**Activity A**
In the abstract on GLP-1 receptor agonists and liver outcomes, what was the study's primary outcome?
**Activity B**
Output the section of the abstract on GLP-1 receptor agonists and liver outcomes from "Glucagon‐Like Peptide‐1 Receptor Agonists and" to "in people with MASLD and type 2 diabetes.".
**Activity C**
Continue the abstract on GLP-1 receptor agonists and liver outcomes from the point where it stops.

**Passage for review**
------------------------------------------------

Glucagon‐Like Peptide‐1 Receptor Agonists and Incident Major Adverse Liver Outcomes in People With Type 2 Diabetes and Metabolic Dysfunction‐Associated Steatotic Liver Disease
Gregor A. Maier, Ramon A. Hofmann, Michael Roden, Wolfgang Rathmann, Oliver KussABSTRACT
Aims
Treatment options for metabolic dysfunction‐associated steatotic liver disease (MASLD) are limited. While glucagon‐like peptide‐1 receptor agonists (GLP‐1 RA) and sodium‐glucose cotransporter‐2 (SGLT‐2) inhibitors improve cardiovascular outcomes, comparative effectiveness on liver‐related outcomes remains unclear. This study compared the effectiveness of GLP‐1 RAs versus SGLT‐2 inhibitors on major adverse liver outcomes (MALO), liver cirrhosis and all‐cause mortality in people with MASLD and type 2 diabetes.
Materials and Methods
This active comparator, new‐user cohort study used claims data from Germany (2005–2024), including 45 256 people with MASLD and type 2 diabetes. New users of GLP‐1 RAs ( n = 9993) and SGLT‐2 inhibitors ( n = 35 263) were weighted using matching weights. The primary outcome was MALO, while secondary outcomes comprised individual MALO components (decompensation events, liver transplantation, hepatocellular carcinoma (HCC)), liver cirrhosis and all‐cause mortality. Hazard ratios (HR) with 95% confidence intervals (CI) were estimated with weighted Cox proportional hazard models.

------------------------------------------------

**Material shown**
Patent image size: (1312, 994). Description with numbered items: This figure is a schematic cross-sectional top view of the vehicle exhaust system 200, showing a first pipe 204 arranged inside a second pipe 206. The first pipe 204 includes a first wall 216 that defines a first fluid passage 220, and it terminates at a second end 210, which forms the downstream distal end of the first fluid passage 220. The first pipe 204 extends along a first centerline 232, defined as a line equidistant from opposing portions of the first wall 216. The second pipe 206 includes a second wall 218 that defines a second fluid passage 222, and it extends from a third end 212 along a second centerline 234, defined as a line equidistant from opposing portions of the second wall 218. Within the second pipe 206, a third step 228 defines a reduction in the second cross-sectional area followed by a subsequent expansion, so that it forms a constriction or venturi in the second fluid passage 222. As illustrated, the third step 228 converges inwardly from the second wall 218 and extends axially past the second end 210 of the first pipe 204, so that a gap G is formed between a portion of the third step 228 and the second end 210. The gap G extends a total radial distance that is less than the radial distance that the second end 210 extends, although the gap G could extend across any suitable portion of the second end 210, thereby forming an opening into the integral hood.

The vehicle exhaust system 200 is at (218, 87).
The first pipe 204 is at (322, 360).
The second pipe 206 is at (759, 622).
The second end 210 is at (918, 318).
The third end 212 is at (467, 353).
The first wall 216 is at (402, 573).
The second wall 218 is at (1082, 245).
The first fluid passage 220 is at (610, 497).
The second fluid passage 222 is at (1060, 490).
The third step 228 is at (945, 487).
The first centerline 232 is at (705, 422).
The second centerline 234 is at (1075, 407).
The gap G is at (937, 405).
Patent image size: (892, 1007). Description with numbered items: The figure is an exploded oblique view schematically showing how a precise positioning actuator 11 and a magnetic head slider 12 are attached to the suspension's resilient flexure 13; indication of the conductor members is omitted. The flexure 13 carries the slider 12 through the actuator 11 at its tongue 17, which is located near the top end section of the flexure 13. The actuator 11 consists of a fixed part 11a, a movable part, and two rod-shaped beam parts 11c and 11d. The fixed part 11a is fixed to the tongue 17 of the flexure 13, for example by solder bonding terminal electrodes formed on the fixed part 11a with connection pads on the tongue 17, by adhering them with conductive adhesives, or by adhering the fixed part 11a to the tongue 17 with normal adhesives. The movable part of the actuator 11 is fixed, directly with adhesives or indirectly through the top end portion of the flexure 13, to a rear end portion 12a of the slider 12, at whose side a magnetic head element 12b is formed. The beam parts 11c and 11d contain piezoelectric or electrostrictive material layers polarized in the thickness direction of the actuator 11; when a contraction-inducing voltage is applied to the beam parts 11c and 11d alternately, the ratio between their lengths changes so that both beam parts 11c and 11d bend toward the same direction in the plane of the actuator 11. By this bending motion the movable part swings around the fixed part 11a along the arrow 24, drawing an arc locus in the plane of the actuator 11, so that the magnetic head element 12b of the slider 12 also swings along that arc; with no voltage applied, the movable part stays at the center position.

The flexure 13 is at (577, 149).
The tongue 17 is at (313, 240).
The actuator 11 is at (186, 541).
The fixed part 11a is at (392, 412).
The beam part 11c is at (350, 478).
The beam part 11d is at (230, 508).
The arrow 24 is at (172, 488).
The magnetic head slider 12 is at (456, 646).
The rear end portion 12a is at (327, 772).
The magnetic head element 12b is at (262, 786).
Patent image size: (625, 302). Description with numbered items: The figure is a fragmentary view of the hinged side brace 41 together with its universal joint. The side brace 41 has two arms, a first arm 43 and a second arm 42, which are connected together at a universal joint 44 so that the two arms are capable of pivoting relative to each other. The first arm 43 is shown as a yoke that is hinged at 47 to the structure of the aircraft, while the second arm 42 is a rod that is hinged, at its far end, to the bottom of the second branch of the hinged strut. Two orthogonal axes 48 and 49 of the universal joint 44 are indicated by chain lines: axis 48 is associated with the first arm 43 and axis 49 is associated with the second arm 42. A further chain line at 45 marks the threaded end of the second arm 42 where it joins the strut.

------------------------------------------------

**Exercise response A**
Major adverse liver outcomes (MALO).

**Exercise response B**
Glucagon‐Like Peptide‐1 Receptor Agonists and Incident Major Adverse Liver Outcomes in People With Type 2 Diabetes and Metabolic Dysfunction‐Associated Steatotic Liver Disease
Gregor A. Maier, Ramon A. Hofmann, Michael Roden, Wolfgang Rathmann, Oliver KussABSTRACT
Aims
Treatment options for metabolic dysfunction‐associated steatotic liver disease (MASLD) are limited. While glucagon‐like peptide‐1 receptor agonists (GLP‐1 RA) and sodium‐glucose cotransporter‐2 (SGLT‐2) inhibitors improve cardiovascular outcomes, comparative effectiveness on liver‐related outcomes remains unclear. This study compared the effectiveness of GLP‐1 RAs versus SGLT‐2 inhibitors on major adverse liver outcomes (MALO), liver cirrhosis and all‐cause mortality in people with MASLD and type 2 diabetes.

**Exercise response C**
Results
Over a median 4.3‐year follow‐up, new users of GLP‐1 RAs had a lower hazard of MALO (HR 0.91, 95% CI 0.78–1.07). This association appeared stronger using an on‐treatment approach (HR 0.78, 95% CI 0.58–1.03) and when restricting to hospital diagnoses in primary position (HR 0.77, 95% CI 0.56–1.07). Benefits were also observed for liver cirrhosis (HR 0.88), decompensation events (HR 0.91), HCC (HR 0.76), but not all‐cause mortality (HR 1.04).
Conclusions
GLP‐1 RAs were associated with a potentially lower hazard for incident MALO and liver cirrhosis compared with SGLT‐2 inhibitors in people with MASLD and type 2 diabetes, suggesting a possible therapeutic advantage for liver‐specific outcomes in this population.